Listed records:
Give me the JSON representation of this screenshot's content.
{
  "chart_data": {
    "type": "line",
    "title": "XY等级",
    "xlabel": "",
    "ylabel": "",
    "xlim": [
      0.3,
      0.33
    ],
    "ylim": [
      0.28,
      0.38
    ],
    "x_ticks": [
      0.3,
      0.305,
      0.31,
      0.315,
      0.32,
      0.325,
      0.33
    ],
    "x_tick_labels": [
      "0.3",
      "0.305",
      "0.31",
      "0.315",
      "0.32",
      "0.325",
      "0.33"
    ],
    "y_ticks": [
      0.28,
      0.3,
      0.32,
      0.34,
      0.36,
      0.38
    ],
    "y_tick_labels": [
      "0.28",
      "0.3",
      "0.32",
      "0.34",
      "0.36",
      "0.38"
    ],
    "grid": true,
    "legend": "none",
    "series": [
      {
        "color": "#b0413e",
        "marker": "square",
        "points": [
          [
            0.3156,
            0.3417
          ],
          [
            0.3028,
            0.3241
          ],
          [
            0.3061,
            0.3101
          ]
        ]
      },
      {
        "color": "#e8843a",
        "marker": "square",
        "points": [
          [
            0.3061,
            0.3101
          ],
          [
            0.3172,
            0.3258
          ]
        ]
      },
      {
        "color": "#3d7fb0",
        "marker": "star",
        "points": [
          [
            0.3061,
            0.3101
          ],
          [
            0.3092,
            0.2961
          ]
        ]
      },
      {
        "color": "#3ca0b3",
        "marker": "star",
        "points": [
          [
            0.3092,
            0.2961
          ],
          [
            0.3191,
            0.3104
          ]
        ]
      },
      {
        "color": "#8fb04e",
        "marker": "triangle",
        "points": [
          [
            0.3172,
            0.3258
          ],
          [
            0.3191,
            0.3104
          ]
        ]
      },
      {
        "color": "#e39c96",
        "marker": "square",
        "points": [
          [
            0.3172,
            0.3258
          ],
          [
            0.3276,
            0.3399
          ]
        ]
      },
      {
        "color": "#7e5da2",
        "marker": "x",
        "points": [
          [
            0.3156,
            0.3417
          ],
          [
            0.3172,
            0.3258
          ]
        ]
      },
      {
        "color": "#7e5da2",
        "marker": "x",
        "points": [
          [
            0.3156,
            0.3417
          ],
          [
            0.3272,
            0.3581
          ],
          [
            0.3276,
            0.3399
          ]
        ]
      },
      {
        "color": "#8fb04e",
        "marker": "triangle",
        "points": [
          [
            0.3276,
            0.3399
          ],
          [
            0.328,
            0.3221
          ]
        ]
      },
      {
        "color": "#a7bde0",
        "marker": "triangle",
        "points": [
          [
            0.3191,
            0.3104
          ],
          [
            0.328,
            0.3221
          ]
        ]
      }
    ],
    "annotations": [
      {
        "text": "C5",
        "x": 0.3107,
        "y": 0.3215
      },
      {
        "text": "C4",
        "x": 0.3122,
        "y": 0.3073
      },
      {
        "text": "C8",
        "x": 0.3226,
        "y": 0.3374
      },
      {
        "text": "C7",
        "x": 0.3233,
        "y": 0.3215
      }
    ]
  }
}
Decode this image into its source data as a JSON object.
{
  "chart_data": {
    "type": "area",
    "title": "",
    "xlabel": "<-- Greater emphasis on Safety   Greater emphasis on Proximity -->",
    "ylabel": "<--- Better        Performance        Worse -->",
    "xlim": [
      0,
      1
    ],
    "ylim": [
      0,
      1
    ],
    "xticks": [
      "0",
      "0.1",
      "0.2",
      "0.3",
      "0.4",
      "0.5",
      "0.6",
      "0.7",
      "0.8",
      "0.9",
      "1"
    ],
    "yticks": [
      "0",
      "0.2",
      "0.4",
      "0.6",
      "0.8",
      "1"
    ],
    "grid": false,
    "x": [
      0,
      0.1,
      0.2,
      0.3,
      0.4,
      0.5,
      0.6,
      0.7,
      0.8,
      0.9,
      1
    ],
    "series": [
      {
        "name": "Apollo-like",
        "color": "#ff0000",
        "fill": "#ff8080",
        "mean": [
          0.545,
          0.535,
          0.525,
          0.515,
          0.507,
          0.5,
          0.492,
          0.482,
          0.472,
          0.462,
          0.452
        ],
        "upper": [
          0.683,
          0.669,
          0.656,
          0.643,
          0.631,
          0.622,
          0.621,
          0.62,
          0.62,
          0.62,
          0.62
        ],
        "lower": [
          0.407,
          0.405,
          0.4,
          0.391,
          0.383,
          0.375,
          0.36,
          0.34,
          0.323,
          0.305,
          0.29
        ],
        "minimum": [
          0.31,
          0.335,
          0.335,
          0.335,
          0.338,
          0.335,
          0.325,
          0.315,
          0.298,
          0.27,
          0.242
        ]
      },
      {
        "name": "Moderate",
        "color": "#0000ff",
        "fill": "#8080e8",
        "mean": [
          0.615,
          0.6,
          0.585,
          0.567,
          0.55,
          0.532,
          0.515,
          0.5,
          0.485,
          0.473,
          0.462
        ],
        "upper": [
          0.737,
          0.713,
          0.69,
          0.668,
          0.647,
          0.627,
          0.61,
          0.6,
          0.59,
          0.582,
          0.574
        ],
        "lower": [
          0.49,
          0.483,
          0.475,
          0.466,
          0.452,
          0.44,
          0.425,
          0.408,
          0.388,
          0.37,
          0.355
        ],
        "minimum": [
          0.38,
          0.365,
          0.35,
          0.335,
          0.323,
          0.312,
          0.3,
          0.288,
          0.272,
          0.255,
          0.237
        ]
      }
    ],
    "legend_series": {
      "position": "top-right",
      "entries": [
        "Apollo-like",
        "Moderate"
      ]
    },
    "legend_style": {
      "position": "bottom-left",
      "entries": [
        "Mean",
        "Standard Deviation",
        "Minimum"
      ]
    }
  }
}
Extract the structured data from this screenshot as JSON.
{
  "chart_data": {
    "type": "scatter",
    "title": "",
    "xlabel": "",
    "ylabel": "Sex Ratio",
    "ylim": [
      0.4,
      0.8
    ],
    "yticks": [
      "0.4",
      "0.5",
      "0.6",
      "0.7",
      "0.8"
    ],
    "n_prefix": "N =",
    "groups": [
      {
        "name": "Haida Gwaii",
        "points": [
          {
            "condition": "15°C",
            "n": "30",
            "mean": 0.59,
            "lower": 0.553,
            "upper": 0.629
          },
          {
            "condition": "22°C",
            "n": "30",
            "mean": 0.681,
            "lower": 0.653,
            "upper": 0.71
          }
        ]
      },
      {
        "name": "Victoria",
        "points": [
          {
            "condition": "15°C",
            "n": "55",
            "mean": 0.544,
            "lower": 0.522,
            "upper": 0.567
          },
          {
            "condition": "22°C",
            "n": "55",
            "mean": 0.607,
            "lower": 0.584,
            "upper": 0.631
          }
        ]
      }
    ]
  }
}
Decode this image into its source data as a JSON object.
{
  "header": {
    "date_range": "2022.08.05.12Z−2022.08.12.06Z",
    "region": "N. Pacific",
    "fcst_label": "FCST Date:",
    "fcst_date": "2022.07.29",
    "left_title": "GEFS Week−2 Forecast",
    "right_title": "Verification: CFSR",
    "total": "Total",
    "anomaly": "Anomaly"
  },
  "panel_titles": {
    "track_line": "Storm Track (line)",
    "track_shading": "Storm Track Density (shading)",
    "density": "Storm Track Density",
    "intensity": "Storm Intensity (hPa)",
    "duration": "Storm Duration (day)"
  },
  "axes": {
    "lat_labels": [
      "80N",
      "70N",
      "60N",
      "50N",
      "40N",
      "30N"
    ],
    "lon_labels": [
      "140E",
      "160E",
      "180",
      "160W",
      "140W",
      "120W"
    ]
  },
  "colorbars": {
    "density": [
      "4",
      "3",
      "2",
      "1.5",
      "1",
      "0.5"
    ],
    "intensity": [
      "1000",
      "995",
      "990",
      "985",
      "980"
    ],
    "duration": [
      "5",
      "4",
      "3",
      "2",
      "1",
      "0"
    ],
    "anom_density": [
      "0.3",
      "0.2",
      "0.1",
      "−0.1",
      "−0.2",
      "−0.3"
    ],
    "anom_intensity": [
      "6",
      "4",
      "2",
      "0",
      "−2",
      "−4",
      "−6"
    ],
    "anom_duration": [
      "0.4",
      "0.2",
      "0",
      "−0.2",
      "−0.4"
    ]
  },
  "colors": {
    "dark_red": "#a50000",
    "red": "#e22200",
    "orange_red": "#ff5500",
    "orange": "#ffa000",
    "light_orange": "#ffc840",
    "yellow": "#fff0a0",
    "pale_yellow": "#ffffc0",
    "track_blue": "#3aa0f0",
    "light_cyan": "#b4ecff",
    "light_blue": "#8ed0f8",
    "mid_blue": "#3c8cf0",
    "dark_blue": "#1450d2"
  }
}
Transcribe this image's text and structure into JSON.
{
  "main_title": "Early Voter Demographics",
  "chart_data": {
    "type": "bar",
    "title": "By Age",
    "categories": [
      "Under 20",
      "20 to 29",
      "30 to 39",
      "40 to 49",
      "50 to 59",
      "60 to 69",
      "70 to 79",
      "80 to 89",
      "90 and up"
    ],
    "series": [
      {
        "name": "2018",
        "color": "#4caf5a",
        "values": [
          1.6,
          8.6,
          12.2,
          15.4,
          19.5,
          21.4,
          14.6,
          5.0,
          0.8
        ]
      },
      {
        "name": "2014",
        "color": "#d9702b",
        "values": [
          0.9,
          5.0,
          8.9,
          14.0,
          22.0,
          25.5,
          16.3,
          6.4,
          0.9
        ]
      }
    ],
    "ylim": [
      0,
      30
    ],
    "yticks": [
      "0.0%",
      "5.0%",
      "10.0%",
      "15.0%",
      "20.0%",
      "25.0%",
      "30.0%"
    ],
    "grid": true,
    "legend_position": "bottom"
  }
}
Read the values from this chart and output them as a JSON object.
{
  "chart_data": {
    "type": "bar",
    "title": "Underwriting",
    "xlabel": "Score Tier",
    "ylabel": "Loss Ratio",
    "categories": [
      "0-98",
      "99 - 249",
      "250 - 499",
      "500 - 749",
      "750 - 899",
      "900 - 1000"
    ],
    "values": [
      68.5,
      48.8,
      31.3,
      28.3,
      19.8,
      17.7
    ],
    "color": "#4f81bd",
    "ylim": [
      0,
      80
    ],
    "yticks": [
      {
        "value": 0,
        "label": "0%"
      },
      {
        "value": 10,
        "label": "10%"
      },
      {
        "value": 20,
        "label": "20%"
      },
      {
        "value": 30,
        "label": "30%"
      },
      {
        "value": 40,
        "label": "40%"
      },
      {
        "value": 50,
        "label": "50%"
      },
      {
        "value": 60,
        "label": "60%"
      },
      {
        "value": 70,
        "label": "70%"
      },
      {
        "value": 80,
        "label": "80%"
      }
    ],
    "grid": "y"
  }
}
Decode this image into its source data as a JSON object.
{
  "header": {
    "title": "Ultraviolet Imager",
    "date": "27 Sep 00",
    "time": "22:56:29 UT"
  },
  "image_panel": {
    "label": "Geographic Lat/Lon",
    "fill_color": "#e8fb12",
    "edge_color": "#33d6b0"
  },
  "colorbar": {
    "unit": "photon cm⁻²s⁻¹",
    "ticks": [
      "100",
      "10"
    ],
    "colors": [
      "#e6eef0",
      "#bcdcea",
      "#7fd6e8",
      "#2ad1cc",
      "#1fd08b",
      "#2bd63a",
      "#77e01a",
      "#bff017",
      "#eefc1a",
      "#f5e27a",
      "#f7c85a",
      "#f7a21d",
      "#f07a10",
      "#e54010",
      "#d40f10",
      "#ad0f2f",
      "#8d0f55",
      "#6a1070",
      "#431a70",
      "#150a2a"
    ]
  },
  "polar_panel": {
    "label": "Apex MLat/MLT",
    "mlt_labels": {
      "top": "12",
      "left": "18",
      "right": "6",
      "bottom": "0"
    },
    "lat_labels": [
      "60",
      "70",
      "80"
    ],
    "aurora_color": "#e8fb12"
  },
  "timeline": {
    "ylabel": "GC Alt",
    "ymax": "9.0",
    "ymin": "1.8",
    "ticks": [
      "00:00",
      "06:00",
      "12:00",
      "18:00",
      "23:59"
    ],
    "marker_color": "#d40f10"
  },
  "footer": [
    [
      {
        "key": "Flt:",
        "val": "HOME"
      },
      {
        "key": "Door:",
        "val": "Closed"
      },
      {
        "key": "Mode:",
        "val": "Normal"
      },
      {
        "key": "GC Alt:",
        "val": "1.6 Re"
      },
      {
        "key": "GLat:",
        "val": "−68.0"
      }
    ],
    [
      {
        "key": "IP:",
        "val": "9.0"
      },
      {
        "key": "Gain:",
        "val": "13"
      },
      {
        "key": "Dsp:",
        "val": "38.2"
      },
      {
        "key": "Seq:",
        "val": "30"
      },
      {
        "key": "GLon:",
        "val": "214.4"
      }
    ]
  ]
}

Your goal: Write out each line of the data that holds the string "bottom".

Written reply:
      "position": "bottom-left",
    "legend_position": "bottom"
      "bottom": "0"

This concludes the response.